* [TASK DESCRIPTION] Count the lines below that contain the word "secrets". Give only the number.

[Entries taken from a collection]
-*-*-
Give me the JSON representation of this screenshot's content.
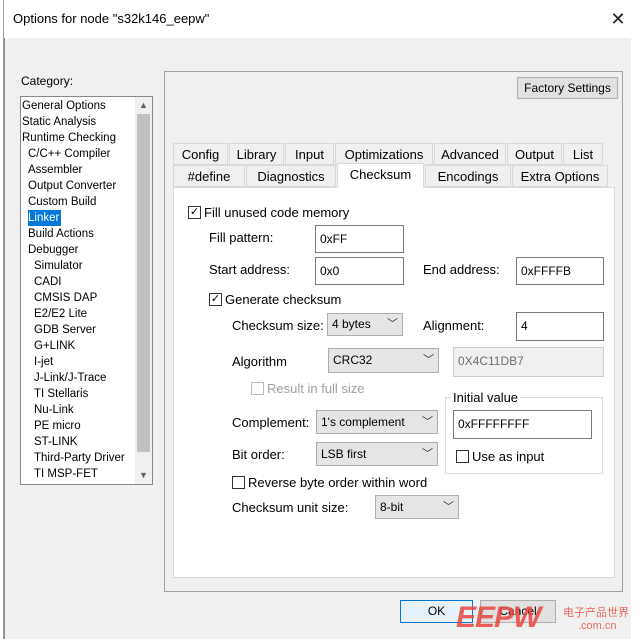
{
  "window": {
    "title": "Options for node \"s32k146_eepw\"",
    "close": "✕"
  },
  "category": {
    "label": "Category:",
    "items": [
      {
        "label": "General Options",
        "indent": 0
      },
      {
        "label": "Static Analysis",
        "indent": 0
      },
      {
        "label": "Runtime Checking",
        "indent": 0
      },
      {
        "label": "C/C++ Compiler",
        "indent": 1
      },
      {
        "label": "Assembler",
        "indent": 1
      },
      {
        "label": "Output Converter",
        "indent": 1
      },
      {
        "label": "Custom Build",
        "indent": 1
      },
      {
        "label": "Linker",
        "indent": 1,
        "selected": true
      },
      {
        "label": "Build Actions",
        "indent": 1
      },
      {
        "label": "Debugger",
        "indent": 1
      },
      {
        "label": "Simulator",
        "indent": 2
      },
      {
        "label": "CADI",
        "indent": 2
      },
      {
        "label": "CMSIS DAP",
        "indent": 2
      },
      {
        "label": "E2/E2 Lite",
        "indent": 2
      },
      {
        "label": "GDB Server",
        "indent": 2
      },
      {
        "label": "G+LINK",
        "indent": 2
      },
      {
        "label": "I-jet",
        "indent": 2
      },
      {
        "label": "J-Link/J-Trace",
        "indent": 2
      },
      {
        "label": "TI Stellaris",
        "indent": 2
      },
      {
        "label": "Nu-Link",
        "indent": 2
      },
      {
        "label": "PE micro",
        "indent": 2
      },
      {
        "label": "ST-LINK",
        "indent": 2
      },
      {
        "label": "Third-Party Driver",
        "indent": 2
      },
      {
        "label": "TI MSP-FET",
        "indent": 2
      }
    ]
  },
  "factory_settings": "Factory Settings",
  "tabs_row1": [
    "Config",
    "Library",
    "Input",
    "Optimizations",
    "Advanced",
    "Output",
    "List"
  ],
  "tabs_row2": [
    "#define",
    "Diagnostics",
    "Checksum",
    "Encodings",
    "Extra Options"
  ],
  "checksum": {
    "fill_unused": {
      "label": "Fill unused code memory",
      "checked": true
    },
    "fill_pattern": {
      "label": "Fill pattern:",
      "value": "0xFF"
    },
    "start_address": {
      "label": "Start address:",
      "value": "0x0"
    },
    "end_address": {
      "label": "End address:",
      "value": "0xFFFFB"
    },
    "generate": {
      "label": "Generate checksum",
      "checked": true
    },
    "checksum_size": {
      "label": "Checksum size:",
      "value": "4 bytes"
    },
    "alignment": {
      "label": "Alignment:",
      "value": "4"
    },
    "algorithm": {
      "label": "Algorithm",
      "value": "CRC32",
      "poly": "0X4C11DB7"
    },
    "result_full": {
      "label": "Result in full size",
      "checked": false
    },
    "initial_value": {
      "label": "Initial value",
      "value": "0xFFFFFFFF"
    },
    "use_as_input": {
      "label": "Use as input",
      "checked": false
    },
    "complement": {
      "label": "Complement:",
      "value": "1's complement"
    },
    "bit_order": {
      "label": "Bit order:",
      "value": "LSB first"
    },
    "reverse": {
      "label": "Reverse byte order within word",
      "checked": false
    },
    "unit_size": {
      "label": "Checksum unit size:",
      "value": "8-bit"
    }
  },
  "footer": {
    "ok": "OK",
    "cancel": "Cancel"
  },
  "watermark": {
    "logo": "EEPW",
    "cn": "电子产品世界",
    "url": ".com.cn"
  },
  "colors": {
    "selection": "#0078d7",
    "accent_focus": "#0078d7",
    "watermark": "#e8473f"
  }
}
-*-*-
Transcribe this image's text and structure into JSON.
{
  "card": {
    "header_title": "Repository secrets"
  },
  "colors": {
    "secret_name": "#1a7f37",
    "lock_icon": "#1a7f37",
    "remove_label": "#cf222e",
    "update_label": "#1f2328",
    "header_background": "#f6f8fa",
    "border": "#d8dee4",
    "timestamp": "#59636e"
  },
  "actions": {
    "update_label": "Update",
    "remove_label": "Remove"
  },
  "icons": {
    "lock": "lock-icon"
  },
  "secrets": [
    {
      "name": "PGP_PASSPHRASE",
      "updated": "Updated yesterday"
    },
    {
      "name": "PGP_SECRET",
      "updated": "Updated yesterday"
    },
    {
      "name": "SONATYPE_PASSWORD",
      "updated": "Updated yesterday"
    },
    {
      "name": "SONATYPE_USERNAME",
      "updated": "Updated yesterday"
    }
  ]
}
-*-*-
* [WORKED ANSWER] 2